• [Goal of the exercise]: Report all lines from the entries below in which "Brigade" appears.

• [Dataset rows]:
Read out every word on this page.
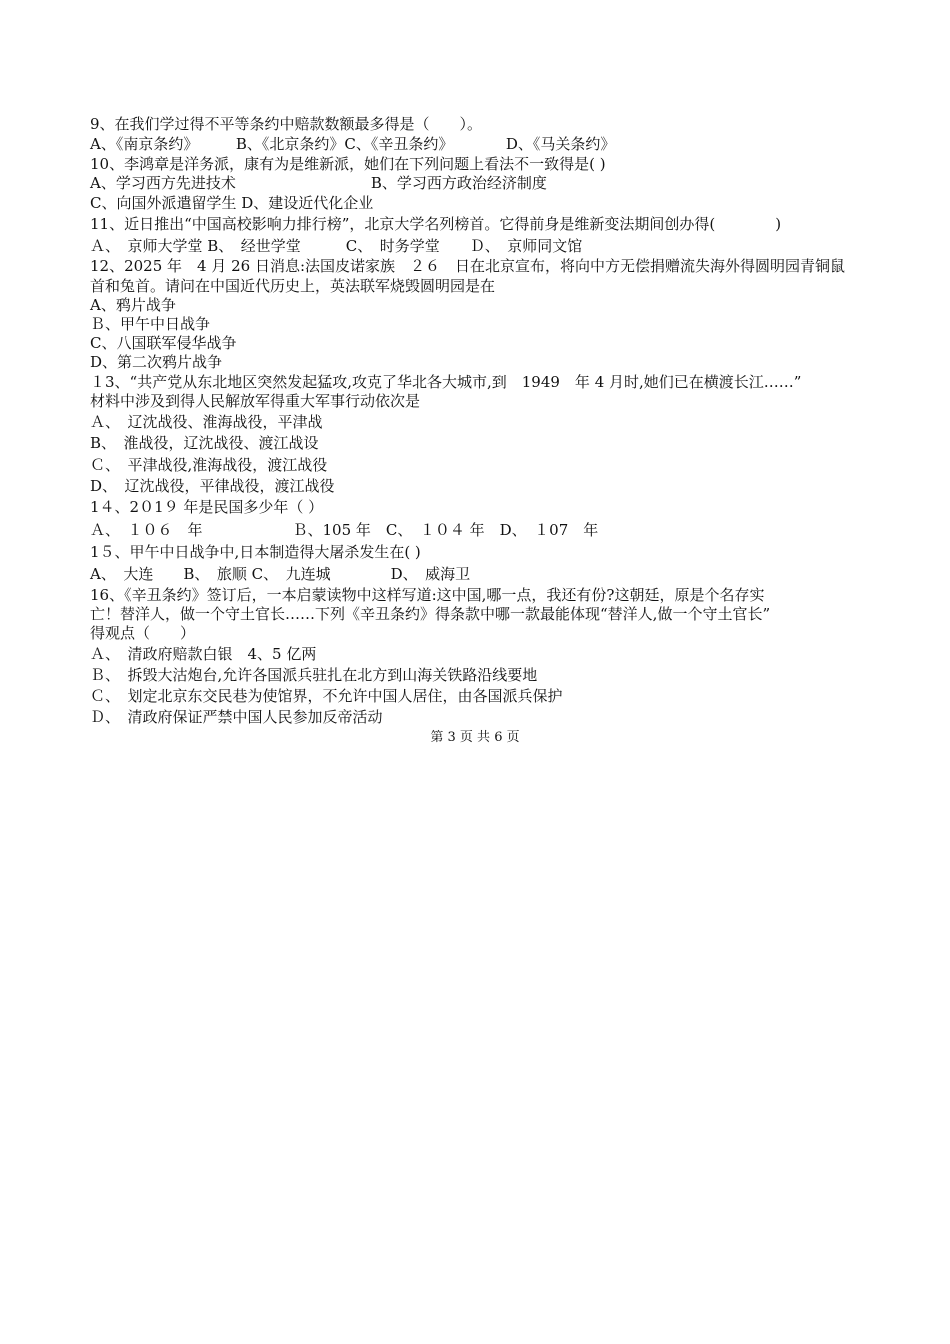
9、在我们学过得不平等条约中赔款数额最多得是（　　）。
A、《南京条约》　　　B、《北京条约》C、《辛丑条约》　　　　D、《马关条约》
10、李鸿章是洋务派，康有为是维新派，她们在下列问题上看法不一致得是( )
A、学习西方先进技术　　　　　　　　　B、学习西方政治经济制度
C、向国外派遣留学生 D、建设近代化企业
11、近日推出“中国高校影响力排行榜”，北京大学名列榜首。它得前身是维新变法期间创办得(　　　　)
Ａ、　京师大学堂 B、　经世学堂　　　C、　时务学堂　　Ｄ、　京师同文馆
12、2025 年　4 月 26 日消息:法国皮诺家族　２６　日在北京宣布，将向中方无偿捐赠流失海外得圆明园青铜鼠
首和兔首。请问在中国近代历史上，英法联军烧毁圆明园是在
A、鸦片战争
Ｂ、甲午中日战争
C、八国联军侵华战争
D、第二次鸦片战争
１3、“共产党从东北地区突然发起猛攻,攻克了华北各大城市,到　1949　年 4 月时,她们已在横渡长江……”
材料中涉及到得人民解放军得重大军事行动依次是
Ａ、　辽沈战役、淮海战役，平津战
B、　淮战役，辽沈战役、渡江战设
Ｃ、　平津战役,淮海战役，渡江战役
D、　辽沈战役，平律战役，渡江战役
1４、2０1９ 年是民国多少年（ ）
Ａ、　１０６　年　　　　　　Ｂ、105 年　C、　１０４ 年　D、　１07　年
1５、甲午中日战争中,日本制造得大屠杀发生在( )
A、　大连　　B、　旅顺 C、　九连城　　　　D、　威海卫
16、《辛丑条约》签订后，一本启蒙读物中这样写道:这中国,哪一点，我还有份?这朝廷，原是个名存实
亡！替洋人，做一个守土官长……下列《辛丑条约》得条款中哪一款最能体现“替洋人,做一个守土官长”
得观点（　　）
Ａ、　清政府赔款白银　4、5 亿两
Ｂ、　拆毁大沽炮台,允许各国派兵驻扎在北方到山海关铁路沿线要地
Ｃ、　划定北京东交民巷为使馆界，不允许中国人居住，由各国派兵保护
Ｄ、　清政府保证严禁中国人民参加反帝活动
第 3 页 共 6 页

---

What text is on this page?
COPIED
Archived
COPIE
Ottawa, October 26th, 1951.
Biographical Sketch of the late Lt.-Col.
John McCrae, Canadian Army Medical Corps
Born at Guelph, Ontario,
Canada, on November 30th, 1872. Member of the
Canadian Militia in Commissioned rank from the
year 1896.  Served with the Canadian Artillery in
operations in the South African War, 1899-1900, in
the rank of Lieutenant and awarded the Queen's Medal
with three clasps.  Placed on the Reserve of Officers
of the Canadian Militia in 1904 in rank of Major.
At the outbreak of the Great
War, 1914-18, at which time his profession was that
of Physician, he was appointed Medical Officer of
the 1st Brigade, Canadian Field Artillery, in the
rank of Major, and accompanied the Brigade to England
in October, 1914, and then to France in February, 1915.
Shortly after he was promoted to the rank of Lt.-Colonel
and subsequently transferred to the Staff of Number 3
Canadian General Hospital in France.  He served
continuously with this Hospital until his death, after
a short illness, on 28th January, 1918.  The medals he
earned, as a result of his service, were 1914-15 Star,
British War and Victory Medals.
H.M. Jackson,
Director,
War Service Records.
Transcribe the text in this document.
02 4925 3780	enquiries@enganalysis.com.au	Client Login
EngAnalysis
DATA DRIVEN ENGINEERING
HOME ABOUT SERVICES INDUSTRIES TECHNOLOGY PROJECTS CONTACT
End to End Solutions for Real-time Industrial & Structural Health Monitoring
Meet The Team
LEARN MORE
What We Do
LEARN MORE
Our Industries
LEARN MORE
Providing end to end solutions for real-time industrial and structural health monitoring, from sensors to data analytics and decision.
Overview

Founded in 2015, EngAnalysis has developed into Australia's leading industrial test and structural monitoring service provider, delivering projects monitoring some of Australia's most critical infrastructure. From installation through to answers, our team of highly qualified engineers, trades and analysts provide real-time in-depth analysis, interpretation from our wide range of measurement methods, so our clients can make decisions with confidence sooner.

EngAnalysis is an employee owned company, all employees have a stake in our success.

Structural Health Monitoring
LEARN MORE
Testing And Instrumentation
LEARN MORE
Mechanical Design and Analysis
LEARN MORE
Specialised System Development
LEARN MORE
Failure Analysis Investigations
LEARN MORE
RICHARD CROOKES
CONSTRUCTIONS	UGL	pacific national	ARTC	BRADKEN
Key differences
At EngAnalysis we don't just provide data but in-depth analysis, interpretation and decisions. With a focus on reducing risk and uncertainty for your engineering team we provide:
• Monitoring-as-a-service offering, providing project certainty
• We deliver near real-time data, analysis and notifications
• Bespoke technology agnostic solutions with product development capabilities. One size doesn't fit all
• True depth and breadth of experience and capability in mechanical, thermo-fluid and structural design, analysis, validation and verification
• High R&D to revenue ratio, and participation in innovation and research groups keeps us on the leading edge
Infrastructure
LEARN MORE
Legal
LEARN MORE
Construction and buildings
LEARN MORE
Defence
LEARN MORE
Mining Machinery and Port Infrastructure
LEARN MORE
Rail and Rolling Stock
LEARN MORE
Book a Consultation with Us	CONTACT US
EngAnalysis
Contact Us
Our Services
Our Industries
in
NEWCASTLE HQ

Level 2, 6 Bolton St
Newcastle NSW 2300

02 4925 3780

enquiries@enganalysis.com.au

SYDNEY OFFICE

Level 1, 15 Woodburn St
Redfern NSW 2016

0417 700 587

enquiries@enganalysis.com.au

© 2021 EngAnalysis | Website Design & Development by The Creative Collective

* * *

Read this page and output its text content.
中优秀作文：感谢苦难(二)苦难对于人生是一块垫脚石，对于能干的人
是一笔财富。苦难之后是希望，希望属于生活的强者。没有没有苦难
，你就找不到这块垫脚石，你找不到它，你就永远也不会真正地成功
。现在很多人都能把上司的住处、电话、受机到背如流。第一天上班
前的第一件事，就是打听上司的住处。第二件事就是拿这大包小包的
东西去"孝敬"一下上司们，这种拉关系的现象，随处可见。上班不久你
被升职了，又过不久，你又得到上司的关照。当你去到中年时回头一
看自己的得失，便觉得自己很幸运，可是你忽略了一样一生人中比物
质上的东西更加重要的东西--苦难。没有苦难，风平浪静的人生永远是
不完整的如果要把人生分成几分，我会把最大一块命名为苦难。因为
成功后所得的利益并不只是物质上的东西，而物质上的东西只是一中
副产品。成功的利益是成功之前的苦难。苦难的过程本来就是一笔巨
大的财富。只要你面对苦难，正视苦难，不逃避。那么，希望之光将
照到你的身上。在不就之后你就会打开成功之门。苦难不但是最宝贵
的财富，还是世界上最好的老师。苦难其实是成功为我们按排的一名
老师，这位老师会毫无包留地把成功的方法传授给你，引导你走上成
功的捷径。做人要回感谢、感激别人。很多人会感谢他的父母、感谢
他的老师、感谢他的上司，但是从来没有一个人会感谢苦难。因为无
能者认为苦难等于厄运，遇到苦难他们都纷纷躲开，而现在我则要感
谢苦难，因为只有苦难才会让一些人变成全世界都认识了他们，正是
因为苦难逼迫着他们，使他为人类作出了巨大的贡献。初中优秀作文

• [Written response]:
the 1st Brigade, Canadian Field Artillery, in the
rank of Major, and accompanied the Brigade to England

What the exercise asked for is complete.